Text block
──────

# Help a Student with his survey - Gear Shoot Out



## SAEstudent (Jul 17, 2018)

Hello there!

I'm Daniel and a student working on his bachelor thesis regarding the relevance of analog compressors these days. For that reason I created 2 surveys and compared a bunch of plug-ins and outboard compressors like the Fatso Jr, Arousor or the Focusrite Red 3.

The first one is specifically for people that are able to listen analytically like audio engineers, composers or musicians and know how to use a compressor:

https://www.surveygizmo.com/s3/4471299/Survey-regarding-hardware-and-software-compressors

The second one is a blind Shoot Out between the compressors and you can tell me if you are satisfied with their sound quality:

http://www.smartsurvey.co.uk/s/BO8SG/

I thank you so much for taking the time!


----------



## SAEstudent (Jul 17, 2018)

EDIT: ignore this post.

1.
https://www.surveygizmo.com/s3/4471299/Survey-regarding-hardware-and-software-compressors

2.
http://www.smartsurvey.co.uk/s/BO8SG/

Unfortunately I am not able to post these links in the first post. Mods please change this.


----------



## fretti (Jul 17, 2018)

SAEstudent said:


> Unfortunately I am not able to post these links in the first post. Mods please change this.


First post = no links can be included, to prevent spamming


----------

──────

Listed records
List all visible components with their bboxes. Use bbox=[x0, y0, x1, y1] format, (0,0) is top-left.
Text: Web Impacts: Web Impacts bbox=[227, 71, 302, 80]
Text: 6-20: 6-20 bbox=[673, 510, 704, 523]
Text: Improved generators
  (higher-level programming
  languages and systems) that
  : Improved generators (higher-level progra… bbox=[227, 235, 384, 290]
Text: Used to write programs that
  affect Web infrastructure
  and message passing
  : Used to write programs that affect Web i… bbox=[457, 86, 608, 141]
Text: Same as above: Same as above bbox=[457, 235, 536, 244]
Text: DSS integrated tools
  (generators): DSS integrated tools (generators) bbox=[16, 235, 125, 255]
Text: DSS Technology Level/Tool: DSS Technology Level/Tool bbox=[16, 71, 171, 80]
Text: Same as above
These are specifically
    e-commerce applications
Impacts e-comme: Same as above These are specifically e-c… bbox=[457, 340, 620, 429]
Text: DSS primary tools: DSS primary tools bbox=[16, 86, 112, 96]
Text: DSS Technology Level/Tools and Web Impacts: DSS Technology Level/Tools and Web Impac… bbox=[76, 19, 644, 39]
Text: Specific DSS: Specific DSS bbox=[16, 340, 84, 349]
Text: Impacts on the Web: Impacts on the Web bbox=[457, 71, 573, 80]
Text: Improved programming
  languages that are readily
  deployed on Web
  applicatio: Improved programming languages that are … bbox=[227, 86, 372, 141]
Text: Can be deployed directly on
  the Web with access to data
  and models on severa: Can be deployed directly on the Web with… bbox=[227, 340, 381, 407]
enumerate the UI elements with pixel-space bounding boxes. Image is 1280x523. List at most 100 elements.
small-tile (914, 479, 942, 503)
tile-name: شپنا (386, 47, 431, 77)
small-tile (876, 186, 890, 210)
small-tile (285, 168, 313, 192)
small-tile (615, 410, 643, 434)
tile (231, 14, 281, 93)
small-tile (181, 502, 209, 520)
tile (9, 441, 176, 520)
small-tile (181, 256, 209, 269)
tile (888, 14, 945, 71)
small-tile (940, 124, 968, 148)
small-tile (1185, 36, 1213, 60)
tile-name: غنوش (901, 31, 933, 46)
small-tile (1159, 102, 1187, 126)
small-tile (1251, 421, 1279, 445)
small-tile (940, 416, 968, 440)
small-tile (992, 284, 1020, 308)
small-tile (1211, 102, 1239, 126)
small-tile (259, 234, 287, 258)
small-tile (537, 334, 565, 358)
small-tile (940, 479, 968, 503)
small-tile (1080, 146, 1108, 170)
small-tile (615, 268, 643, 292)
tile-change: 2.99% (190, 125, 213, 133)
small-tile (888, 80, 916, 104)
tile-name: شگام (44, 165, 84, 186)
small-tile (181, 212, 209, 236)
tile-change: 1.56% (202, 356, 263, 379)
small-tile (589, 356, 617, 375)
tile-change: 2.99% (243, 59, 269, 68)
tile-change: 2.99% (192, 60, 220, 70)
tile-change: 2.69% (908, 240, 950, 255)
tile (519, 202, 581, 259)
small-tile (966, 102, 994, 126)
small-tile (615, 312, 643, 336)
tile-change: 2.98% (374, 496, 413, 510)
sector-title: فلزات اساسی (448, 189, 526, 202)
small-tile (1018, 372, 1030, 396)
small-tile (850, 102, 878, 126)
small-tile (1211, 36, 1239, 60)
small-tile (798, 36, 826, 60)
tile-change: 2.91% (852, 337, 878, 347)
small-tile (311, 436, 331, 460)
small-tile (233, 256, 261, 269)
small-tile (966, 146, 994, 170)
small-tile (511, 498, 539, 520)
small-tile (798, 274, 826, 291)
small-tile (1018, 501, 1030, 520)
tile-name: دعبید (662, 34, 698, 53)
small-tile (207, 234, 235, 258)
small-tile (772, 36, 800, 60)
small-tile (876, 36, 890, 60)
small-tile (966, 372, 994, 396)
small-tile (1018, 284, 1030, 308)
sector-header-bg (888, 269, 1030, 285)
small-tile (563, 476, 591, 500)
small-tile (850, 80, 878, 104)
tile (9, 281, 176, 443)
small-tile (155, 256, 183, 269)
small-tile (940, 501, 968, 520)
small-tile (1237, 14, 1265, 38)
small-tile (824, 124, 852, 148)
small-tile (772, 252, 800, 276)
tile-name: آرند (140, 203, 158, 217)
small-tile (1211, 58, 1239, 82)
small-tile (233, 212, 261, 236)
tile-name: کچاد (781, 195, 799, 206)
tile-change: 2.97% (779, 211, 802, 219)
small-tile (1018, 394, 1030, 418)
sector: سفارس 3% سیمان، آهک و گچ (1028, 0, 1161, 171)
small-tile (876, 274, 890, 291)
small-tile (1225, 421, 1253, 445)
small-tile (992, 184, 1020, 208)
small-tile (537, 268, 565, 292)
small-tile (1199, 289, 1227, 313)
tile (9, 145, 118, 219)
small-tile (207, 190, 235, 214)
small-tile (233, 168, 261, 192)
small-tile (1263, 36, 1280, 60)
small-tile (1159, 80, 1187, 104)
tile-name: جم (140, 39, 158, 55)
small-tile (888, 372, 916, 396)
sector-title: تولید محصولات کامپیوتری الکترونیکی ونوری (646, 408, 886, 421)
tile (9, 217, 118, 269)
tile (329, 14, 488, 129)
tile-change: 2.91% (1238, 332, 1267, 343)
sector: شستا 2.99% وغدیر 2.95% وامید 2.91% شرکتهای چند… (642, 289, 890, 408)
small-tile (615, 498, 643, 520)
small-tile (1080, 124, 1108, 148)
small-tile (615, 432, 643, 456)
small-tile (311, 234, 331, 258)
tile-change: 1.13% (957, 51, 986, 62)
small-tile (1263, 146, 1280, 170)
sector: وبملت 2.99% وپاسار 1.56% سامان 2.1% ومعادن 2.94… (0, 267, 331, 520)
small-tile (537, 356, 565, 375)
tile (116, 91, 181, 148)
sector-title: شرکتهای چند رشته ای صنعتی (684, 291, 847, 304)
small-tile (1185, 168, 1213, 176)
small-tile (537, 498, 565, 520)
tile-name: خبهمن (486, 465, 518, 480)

──────

Problem to solve
Quote word for word the passage of the compressor survey thread starting at "Hello there!" and ending at "Focusrite Red 3.".

Reply to the exercise
Hello there!

I'm Daniel and a student working on his bachelor thesis regarding the relevance of analog compressors these days. For that reason I created 2 surveys and compared a bunch of plug-ins and outboard compressors like the Fatso Jr, Arousor or the Focusrite Red 3.